— start of MATERIALS PROVIDED —

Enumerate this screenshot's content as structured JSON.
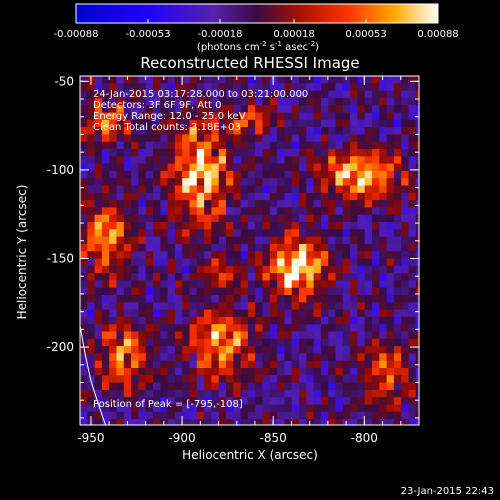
{
  "colorbar": {
    "tick_labels": [
      "-0.00088",
      "-0.00053",
      "-0.00018",
      "0.00018",
      "0.00053",
      "0.00088"
    ],
    "tick_values": [
      -0.00088,
      -0.00053,
      -0.00018,
      0.00018,
      0.00053,
      0.00088
    ],
    "range": [
      -0.00088,
      0.00088
    ],
    "units_prefix": "(photons cm",
    "units_exp1": "-2",
    "units_mid": " s",
    "units_exp2": "-1",
    "units_tail": " asec",
    "units_exp3": "-2",
    "units_close": ")",
    "colormap": "rhessi-blue-red-yellow-white"
  },
  "info": {
    "line1": "24-Jan-2015 03:17:28.000 to 03:21:00.000",
    "line2": "Detectors: 3F 6F 9F, Att 0",
    "line3": "Energy Range: 12.0 - 25.0 keV",
    "line4": "Clean    Total counts: 3.18E+03"
  },
  "peak_label": "Position of Peak = [-795,-108]",
  "timestamp": "23-Jan-2015 22:43",
  "chart_data": {
    "type": "heatmap",
    "title": "Reconstructed RHESSI Image",
    "xlabel": "Heliocentric X (arcsec)",
    "ylabel": "Heliocentric Y (arcsec)",
    "xlim": [
      -956,
      -770
    ],
    "ylim": [
      -244,
      -47
    ],
    "x_ticks": [
      -950,
      -900,
      -850,
      -800
    ],
    "x_tick_labels": [
      "-950",
      "-900",
      "-850",
      "-800"
    ],
    "y_ticks": [
      -50,
      -100,
      -150,
      -200
    ],
    "y_tick_labels": [
      "-50",
      "-100",
      "-150",
      "-200"
    ],
    "peak": [
      -795,
      -108
    ],
    "sources": [
      {
        "x": -890,
        "y": -102,
        "sx": 11,
        "sy": 20,
        "amp": 0.88
      },
      {
        "x": -802,
        "y": -103,
        "sx": 15,
        "sy": 9,
        "amp": 0.9
      },
      {
        "x": -837,
        "y": -155,
        "sx": 11,
        "sy": 12,
        "amp": 1.0
      },
      {
        "x": -942,
        "y": -138,
        "sx": 9,
        "sy": 14,
        "amp": 0.72
      },
      {
        "x": -932,
        "y": -205,
        "sx": 9,
        "sy": 12,
        "amp": 0.7
      },
      {
        "x": -879,
        "y": -198,
        "sx": 12,
        "sy": 13,
        "amp": 0.74
      },
      {
        "x": -942,
        "y": -72,
        "sx": 9,
        "sy": 9,
        "amp": 0.55
      },
      {
        "x": -862,
        "y": -72,
        "sx": 8,
        "sy": 6,
        "amp": 0.5
      },
      {
        "x": -788,
        "y": -215,
        "sx": 9,
        "sy": 12,
        "amp": 0.55
      },
      {
        "x": -878,
        "y": -158,
        "sx": 7,
        "sy": 7,
        "amp": 0.4
      }
    ],
    "limb_curve": [
      [
        -956,
        -188
      ],
      [
        -953,
        -205
      ],
      [
        -950,
        -219
      ],
      [
        -946,
        -232
      ],
      [
        -942,
        -244
      ]
    ]
  }
}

— end of MATERIALS PROVIDED —

THE PROBLEM = Go through the entries above and output them exactly, without pictures.

PROBLEM SOLUTION =
Enumerate this screenshot's content as structured JSON.
{
  "colorbar": {
    "tick_labels": [
      "-0.00088",
      "-0.00053",
      "-0.00018",
      "0.00018",
      "0.00053",
      "0.00088"
    ],
    "tick_values": [
      -0.00088,
      -0.00053,
      -0.00018,
      0.00018,
      0.00053,
      0.00088
    ],
    "range": [
      -0.00088,
      0.00088
    ],
    "units_prefix": "(photons cm",
    "units_exp1": "-2",
    "units_mid": " s",
    "units_exp2": "-1",
    "units_tail": " asec",
    "units_exp3": "-2",
    "units_close": ")",
    "colormap": "rhessi-blue-red-yellow-white"
  },
  "info": {
    "line1": "24-Jan-2015 03:17:28.000 to 03:21:00.000",
    "line2": "Detectors: 3F 6F 9F, Att 0",
    "line3": "Energy Range: 12.0 - 25.0 keV",
    "line4": "Clean    Total counts: 3.18E+03"
  },
  "peak_label": "Position of Peak = [-795,-108]",
  "timestamp": "23-Jan-2015 22:43",
  "chart_data": {
    "type": "heatmap",
    "title": "Reconstructed RHESSI Image",
    "xlabel": "Heliocentric X (arcsec)",
    "ylabel": "Heliocentric Y (arcsec)",
    "xlim": [
      -956,
      -770
    ],
    "ylim": [
      -244,
      -47
    ],
    "x_ticks": [
      -950,
      -900,
      -850,
      -800
    ],
    "x_tick_labels": [
      "-950",
      "-900",
      "-850",
      "-800"
    ],
    "y_ticks": [
      -50,
      -100,
      -150,
      -200
    ],
    "y_tick_labels": [
      "-50",
      "-100",
      "-150",
      "-200"
    ],
    "peak": [
      -795,
      -108
    ],
    "sources": [
      {
        "x": -890,
        "y": -102,
        "sx": 11,
        "sy": 20,
        "amp": 0.88
      },
      {
        "x": -802,
        "y": -103,
        "sx": 15,
        "sy": 9,
        "amp": 0.9
      },
      {
        "x": -837,
        "y": -155,
        "sx": 11,
        "sy": 12,
        "amp": 1.0
      },
      {
        "x": -942,
        "y": -138,
        "sx": 9,
        "sy": 14,
        "amp": 0.72
      },
      {
        "x": -932,
        "y": -205,
        "sx": 9,
        "sy": 12,
        "amp": 0.7
      },
      {
        "x": -879,
        "y": -198,
        "sx": 12,
        "sy": 13,
        "amp": 0.74
      },
      {
        "x": -942,
        "y": -72,
        "sx": 9,
        "sy": 9,
        "amp": 0.55
      },
      {
        "x": -862,
        "y": -72,
        "sx": 8,
        "sy": 6,
        "amp": 0.5
      },
      {
        "x": -788,
        "y": -215,
        "sx": 9,
        "sy": 12,
        "amp": 0.55
      },
      {
        "x": -878,
        "y": -158,
        "sx": 7,
        "sy": 7,
        "amp": 0.4
      }
    ],
    "limb_curve": [
      [
        -956,
        -188
      ],
      [
        -953,
        -205
      ],
      [
        -950,
        -219
      ],
      [
        -946,
        -232
      ],
      [
        -942,
        -244
      ]
    ]
  }
}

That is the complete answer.